=== Data in this exercise ===
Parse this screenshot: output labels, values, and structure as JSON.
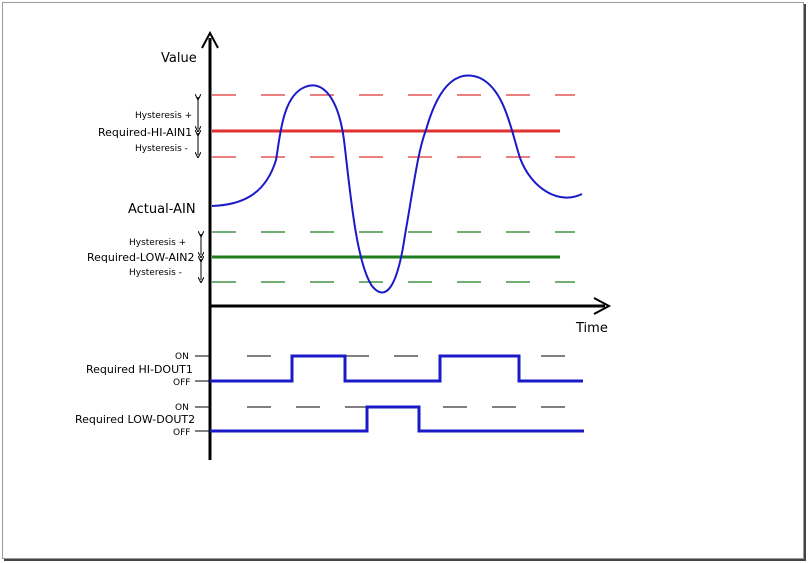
{
  "axes": {
    "y_label": "Value",
    "x_label": "Time"
  },
  "upper_band": {
    "hysteresis_plus": "Hysteresis +",
    "threshold_label": "Required-HI-AIN1",
    "hysteresis_minus": "Hysteresis -",
    "color": "#e03030"
  },
  "signal": {
    "label": "Actual-AIN",
    "color": "#1a1ac8"
  },
  "lower_band": {
    "hysteresis_plus": "Hysteresis +",
    "threshold_label": "Required-LOW-AIN2",
    "hysteresis_minus": "Hysteresis -",
    "color": "#1e7d1e"
  },
  "dout1": {
    "label": "Required HI-DOUT1",
    "on": "ON",
    "off": "OFF"
  },
  "dout2": {
    "label": "Required LOW-DOUT2",
    "on": "ON",
    "off": "OFF"
  }
}
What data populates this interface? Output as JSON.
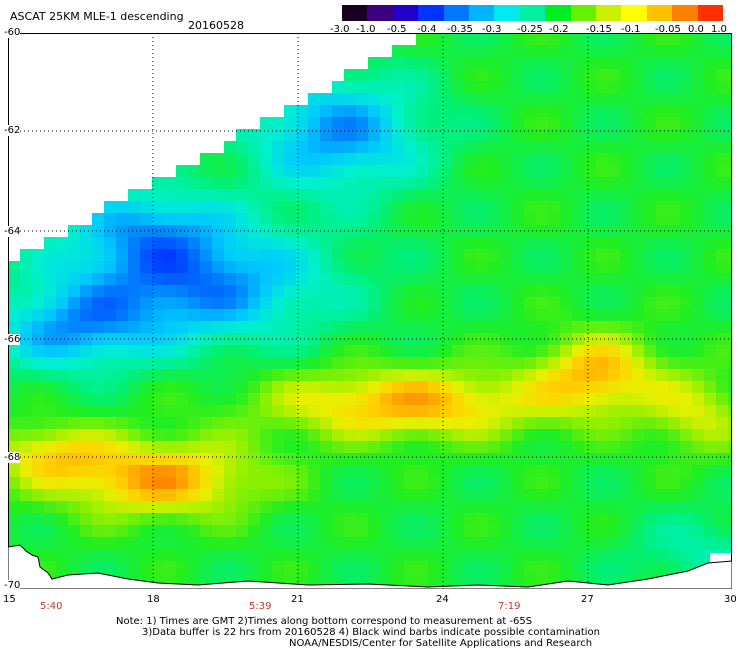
{
  "title": "ASCAT 25KM MLE-1 descending",
  "date": "20160528",
  "colorbar": {
    "tick_labels": [
      "-3.0",
      "-1.0",
      "-0.5",
      "-0.4",
      "-0.35",
      "-0.3",
      "-0.25",
      "-0.2",
      "-0.15",
      "-0.1",
      "-0.05",
      "0.0",
      "1.0"
    ],
    "colors": [
      "#1a0020",
      "#3a0080",
      "#2200cc",
      "#0033ff",
      "#0077ff",
      "#00b4ff",
      "#00e8f0",
      "#00f0a0",
      "#00ee20",
      "#66f000",
      "#c8f000",
      "#ffff00",
      "#ffc000",
      "#ff8000",
      "#ff3000"
    ]
  },
  "map": {
    "lat_labels": [
      "-60",
      "-62",
      "-64",
      "-66",
      "-68",
      "-70"
    ],
    "lon_labels": [
      "15",
      "18",
      "21",
      "24",
      "27",
      "30"
    ],
    "time_labels": [
      "5:40",
      "5:39",
      "7:19"
    ],
    "grid": true,
    "colors": {
      "land": "#ffffff",
      "coast": "#000000",
      "gridline": "#000000"
    }
  },
  "notes": {
    "line1": "Note: 1) Times are GMT 2)Times along bottom correspond to measurement at -65S",
    "line2": "3)Data buffer is 22 hrs from 20160528 4) Black wind barbs indicate possible contamination",
    "line3": "NOAA/NESDIS/Center for Satellite Applications and Research"
  }
}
===
* [Task brief] Figure out how many lines above include the string "JSON", then report that number and nothing else.

* [Correct output] 2